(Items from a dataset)
START

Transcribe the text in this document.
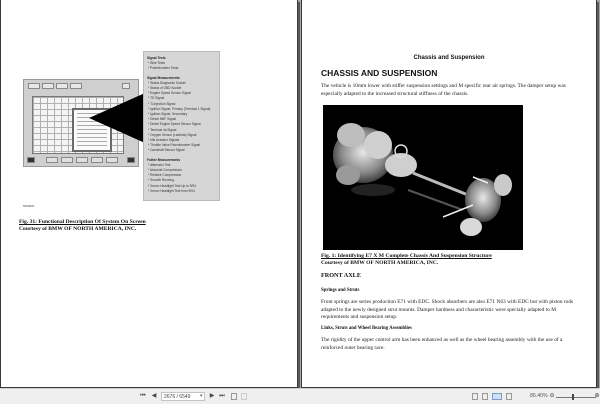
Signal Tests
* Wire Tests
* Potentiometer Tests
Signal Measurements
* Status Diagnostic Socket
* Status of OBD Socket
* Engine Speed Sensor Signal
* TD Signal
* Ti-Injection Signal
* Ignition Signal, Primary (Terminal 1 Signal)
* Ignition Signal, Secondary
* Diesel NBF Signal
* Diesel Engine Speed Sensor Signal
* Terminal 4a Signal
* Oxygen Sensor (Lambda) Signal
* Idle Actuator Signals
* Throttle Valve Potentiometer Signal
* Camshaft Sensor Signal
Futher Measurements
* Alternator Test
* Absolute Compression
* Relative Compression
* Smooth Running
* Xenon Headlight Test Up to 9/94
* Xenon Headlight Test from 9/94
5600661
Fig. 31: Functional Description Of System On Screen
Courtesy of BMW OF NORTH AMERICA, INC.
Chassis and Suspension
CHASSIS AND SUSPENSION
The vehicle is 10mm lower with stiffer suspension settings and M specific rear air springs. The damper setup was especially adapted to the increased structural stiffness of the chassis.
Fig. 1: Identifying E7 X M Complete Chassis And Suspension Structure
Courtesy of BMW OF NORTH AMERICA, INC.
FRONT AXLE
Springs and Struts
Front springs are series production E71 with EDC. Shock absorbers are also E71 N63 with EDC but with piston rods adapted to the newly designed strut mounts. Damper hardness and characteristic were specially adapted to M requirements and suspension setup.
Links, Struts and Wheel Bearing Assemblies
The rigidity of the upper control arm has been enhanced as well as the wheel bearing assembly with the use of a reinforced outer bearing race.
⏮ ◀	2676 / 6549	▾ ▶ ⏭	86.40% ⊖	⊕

END

#### Problem statement
Only the number is wanted: how many lines in the data include the string "Diesel"?

#### Task solution
2